═════ Recorded data ═════

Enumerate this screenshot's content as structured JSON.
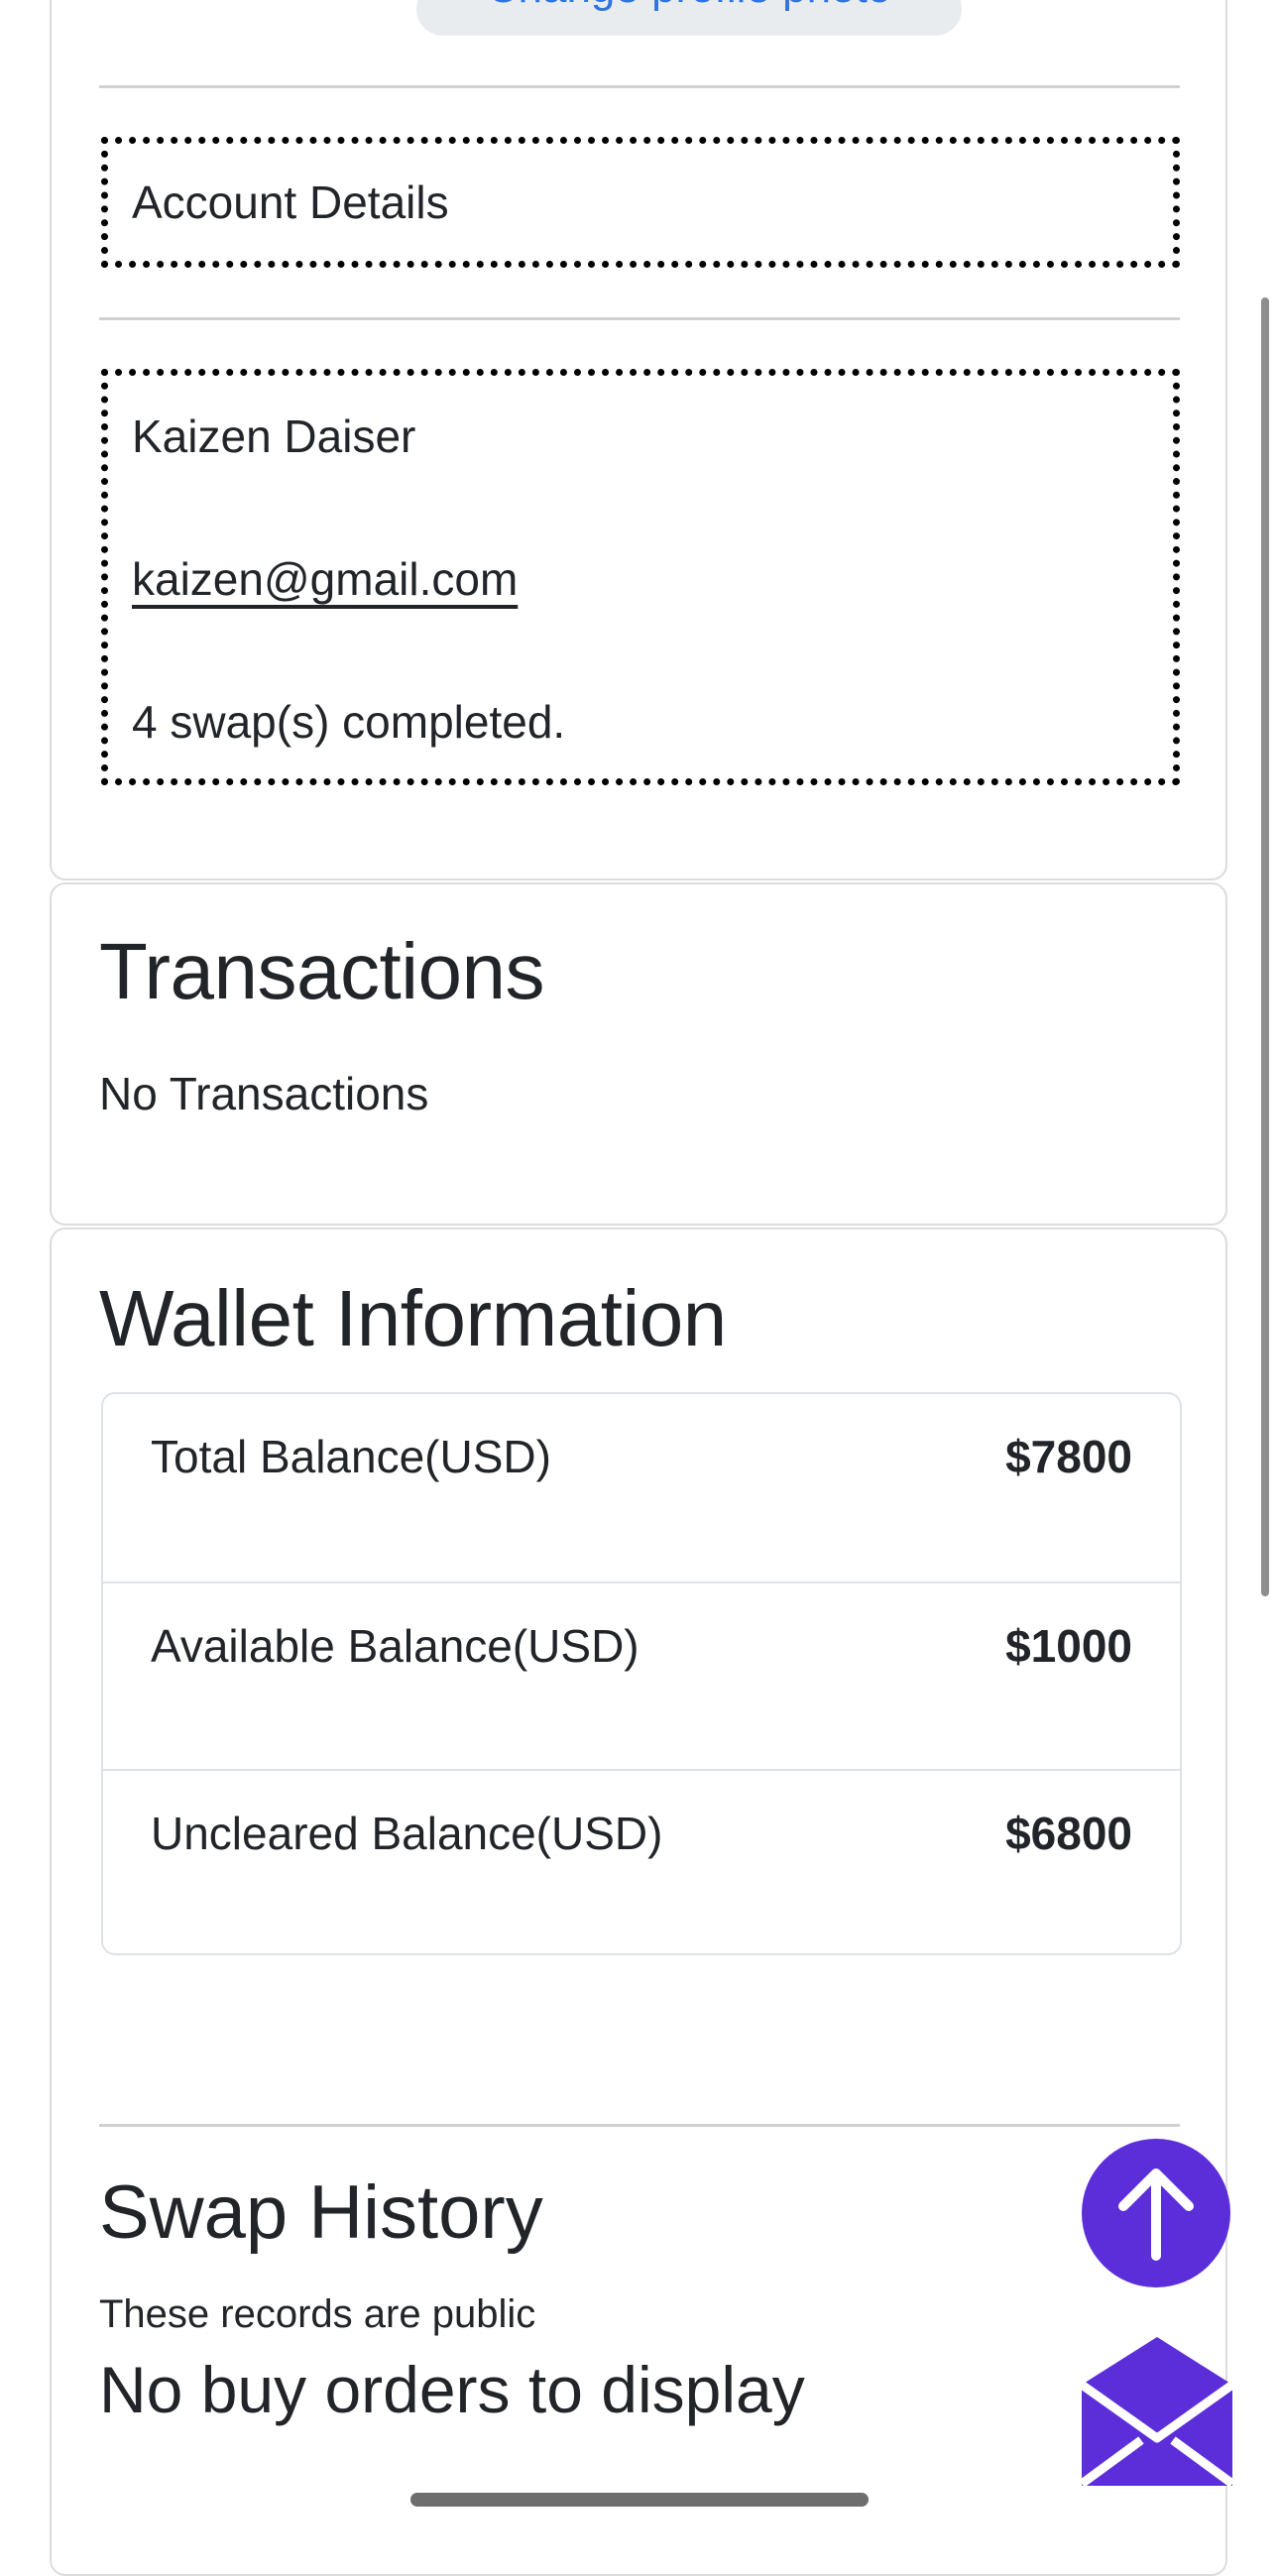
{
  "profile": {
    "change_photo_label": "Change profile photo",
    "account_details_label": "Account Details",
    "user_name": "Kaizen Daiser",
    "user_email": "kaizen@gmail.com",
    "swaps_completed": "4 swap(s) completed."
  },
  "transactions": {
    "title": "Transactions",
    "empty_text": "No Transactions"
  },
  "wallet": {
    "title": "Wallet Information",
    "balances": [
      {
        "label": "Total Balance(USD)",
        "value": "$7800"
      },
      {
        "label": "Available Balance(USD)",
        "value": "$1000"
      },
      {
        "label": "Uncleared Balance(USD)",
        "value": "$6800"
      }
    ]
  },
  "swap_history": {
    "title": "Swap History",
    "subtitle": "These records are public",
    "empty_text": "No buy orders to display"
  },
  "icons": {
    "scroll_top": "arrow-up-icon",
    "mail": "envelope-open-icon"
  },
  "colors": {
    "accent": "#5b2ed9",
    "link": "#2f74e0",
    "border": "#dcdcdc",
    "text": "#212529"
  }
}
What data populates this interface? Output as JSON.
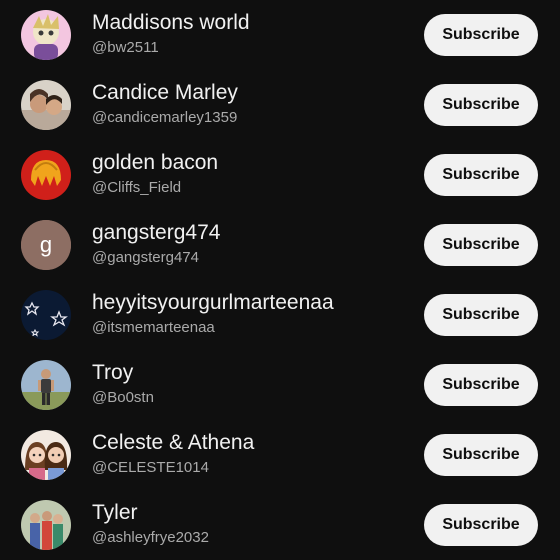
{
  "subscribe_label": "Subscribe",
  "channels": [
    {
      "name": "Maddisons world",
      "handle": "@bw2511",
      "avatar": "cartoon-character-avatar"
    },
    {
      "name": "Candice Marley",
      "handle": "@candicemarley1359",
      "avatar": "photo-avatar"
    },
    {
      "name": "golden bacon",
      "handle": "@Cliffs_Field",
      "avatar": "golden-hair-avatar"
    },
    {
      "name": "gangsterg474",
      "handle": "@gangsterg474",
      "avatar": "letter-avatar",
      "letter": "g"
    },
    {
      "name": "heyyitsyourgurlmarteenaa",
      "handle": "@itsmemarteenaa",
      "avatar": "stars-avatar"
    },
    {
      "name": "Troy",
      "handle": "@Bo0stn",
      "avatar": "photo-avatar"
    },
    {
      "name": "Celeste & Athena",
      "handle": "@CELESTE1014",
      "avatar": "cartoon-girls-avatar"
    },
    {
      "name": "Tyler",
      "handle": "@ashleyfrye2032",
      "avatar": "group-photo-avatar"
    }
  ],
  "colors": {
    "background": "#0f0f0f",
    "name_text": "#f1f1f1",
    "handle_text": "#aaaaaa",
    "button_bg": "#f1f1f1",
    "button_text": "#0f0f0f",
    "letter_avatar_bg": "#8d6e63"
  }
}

═════

### Written problem
Count the lines of the material that include the word "golden", then state only the total.

### Finished answer
2